» Task to complete: In the listing below, count the lines with "this" and report only the figure.

» Input data:
****
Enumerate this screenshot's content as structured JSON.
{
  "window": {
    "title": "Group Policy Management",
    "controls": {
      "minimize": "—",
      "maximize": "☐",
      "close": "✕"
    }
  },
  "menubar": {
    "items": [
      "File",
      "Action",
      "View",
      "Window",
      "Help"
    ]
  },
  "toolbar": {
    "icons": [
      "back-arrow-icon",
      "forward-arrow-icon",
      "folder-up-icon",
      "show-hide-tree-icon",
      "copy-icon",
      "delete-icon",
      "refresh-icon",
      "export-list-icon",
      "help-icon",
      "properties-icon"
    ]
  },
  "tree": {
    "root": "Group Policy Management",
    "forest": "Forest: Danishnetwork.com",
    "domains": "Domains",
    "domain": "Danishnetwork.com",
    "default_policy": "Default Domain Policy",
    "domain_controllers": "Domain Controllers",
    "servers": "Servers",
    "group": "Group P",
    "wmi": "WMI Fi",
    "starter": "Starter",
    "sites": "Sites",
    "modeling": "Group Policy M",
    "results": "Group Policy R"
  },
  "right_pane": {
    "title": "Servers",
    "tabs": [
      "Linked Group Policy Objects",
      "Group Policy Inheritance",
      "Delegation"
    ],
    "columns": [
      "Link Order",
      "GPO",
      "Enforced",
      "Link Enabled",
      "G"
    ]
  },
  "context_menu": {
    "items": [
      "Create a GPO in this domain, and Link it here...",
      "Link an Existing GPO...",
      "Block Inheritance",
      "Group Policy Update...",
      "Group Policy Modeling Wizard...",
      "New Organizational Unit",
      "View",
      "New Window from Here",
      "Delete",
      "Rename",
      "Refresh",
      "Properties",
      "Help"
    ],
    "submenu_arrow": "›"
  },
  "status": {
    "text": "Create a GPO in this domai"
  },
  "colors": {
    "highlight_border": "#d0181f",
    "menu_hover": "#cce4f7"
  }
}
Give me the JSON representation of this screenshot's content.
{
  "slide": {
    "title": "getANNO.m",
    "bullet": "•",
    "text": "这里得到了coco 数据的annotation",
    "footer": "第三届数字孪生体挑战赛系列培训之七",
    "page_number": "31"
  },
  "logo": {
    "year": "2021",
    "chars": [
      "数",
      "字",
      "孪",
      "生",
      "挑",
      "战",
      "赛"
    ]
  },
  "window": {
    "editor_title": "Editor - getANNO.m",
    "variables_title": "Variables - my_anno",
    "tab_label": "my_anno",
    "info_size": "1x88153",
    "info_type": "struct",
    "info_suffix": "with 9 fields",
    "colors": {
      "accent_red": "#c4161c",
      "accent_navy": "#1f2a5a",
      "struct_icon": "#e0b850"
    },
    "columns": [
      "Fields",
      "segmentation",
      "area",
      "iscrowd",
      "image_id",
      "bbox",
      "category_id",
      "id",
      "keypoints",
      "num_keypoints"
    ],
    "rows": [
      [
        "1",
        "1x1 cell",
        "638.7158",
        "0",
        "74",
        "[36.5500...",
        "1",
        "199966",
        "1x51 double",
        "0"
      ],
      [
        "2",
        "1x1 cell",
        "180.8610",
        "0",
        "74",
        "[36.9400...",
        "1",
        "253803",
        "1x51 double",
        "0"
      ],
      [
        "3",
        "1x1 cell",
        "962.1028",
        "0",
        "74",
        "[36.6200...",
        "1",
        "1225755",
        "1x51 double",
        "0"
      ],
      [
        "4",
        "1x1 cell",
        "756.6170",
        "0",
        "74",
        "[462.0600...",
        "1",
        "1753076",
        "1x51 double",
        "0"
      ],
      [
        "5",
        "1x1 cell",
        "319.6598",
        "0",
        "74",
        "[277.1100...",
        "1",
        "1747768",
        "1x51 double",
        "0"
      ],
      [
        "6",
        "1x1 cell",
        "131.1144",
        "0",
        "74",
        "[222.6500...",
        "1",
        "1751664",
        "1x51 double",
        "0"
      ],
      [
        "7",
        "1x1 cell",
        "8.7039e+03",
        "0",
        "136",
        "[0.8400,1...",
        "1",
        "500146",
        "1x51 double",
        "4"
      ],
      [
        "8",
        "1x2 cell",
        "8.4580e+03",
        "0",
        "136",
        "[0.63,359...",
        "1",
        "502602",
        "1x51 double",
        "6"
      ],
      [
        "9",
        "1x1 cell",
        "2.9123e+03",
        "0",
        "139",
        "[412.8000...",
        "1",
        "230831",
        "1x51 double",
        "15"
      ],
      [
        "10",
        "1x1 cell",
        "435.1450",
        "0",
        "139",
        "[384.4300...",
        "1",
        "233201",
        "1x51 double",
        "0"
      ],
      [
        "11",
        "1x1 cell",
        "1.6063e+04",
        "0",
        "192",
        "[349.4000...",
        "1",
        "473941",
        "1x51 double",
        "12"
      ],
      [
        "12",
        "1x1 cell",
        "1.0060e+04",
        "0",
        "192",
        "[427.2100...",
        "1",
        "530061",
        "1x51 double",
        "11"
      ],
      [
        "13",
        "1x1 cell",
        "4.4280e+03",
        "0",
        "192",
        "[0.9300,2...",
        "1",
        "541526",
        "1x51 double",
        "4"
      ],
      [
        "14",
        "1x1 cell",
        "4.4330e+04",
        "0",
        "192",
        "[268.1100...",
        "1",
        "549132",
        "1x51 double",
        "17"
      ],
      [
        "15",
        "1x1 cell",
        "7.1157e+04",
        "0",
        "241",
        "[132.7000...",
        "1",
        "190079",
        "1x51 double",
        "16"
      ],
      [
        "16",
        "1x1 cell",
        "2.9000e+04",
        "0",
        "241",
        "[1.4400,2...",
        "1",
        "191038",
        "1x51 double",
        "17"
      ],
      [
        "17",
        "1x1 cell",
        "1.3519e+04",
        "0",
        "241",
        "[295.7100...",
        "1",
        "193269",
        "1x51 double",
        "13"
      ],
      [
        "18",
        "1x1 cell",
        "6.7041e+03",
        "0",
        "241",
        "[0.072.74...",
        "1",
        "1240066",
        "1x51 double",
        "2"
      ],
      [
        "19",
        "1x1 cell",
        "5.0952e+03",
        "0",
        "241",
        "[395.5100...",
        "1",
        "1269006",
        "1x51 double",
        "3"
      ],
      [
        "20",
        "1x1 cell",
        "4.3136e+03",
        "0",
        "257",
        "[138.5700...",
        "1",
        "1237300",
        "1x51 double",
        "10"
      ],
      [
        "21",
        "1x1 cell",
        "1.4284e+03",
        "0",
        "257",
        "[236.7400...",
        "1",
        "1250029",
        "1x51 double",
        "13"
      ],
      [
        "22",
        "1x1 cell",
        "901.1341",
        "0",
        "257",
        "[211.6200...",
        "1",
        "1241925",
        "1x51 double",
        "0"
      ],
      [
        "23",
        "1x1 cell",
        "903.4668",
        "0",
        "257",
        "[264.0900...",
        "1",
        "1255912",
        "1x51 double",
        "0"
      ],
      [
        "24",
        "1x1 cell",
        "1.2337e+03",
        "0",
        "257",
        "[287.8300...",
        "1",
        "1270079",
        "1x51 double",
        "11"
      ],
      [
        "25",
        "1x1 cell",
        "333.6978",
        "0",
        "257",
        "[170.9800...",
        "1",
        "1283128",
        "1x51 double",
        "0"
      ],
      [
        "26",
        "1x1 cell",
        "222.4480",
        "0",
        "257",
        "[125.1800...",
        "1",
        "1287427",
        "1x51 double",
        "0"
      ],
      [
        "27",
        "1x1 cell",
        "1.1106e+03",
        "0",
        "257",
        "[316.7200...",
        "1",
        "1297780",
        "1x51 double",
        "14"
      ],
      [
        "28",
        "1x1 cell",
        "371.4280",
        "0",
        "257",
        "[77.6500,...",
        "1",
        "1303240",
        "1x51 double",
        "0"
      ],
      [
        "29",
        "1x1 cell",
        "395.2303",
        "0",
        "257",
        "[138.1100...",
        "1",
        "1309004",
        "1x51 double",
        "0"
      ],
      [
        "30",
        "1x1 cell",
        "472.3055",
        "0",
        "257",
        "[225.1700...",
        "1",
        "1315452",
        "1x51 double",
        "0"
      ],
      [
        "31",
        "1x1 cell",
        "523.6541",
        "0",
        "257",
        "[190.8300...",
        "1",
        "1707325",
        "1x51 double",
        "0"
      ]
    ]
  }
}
****
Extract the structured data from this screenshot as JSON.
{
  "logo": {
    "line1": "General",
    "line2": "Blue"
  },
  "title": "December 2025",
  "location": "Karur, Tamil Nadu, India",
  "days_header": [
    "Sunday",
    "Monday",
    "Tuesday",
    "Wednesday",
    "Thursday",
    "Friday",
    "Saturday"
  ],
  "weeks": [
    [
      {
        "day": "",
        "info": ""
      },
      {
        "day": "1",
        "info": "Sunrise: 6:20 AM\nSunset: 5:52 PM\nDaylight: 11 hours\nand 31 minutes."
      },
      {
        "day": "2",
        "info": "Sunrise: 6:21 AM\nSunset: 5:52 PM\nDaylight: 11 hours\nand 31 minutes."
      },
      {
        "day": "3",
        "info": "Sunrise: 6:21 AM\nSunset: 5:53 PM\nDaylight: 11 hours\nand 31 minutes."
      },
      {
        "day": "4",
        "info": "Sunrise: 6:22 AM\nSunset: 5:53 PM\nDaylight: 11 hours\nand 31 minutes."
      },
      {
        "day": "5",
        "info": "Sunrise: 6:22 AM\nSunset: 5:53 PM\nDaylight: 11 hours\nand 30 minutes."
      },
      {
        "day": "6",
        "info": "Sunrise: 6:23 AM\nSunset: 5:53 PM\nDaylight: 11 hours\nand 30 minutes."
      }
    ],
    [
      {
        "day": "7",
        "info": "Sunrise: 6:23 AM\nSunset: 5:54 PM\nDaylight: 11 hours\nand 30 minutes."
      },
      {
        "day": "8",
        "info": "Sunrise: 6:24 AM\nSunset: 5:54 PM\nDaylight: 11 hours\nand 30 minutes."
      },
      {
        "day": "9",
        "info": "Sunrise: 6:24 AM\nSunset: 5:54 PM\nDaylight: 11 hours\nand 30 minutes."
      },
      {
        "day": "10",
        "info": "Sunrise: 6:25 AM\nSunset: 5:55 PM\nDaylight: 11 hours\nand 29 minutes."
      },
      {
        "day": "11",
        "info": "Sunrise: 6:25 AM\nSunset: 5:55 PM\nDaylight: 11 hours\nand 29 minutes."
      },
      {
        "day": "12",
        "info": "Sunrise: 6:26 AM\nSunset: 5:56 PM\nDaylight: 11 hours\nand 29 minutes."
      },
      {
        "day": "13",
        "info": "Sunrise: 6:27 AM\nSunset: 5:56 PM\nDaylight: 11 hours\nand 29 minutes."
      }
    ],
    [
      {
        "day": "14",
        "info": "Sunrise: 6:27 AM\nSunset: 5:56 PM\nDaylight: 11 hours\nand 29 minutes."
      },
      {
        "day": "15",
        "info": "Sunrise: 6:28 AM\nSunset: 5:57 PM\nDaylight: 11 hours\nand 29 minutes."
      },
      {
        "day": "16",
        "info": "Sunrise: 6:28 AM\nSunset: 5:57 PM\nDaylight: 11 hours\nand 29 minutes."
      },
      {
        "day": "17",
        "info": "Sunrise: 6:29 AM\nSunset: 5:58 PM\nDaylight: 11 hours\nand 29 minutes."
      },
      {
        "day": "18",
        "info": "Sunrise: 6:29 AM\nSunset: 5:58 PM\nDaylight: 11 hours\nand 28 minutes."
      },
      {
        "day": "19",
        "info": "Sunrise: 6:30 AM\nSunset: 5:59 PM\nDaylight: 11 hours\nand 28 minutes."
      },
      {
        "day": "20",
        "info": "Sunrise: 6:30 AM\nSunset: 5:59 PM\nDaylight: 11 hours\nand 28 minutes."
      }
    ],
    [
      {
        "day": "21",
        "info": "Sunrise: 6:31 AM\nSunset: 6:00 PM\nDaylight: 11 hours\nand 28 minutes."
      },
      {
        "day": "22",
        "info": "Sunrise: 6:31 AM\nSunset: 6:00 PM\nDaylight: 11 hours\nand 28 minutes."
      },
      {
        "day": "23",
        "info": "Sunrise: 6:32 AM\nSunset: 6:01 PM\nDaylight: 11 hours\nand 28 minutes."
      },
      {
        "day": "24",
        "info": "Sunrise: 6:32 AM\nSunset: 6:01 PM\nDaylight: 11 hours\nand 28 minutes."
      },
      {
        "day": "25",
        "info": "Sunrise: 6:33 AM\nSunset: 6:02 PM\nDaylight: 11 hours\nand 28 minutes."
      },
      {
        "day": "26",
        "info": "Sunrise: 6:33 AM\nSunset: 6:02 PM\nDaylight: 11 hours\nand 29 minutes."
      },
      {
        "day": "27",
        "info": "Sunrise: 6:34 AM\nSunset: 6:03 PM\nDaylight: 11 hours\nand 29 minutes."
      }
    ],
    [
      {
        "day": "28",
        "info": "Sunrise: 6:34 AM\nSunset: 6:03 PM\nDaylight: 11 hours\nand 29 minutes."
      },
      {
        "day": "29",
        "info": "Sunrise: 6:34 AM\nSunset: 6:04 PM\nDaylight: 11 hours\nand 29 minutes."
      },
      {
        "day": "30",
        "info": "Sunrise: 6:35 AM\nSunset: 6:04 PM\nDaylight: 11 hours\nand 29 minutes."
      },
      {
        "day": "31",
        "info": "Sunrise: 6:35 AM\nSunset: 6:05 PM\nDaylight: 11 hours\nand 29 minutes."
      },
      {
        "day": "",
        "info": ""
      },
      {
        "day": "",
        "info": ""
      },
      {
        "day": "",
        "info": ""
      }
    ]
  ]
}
****
» Exercise response: 5